OBJECTIVE:
Sort through the data and copy the lines holding the word "Christ".

Stored items from a collection:
** BEGIN **

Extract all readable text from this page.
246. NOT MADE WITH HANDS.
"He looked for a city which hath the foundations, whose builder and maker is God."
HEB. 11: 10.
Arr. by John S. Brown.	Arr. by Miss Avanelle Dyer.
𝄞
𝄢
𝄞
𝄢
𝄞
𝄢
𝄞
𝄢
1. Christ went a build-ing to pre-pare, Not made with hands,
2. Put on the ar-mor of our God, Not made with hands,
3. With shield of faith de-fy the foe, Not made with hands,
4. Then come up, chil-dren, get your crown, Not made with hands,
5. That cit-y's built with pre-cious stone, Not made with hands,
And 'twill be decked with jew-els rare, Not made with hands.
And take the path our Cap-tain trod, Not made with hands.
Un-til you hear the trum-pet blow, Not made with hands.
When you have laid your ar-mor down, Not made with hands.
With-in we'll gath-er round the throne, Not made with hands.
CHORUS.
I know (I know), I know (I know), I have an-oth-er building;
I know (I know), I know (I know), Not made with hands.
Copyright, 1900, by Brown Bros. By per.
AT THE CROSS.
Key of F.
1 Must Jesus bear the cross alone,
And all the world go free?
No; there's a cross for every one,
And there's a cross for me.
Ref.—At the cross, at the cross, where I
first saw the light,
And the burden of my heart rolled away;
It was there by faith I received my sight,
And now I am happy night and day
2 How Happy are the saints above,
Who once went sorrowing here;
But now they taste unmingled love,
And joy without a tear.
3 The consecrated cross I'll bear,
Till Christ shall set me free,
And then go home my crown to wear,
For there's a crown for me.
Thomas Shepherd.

** END **

SOLUTION TO THIS TASK:
1. Christ went a build-ing to pre-pare, Not made with hands,
Till Christ shall set me free,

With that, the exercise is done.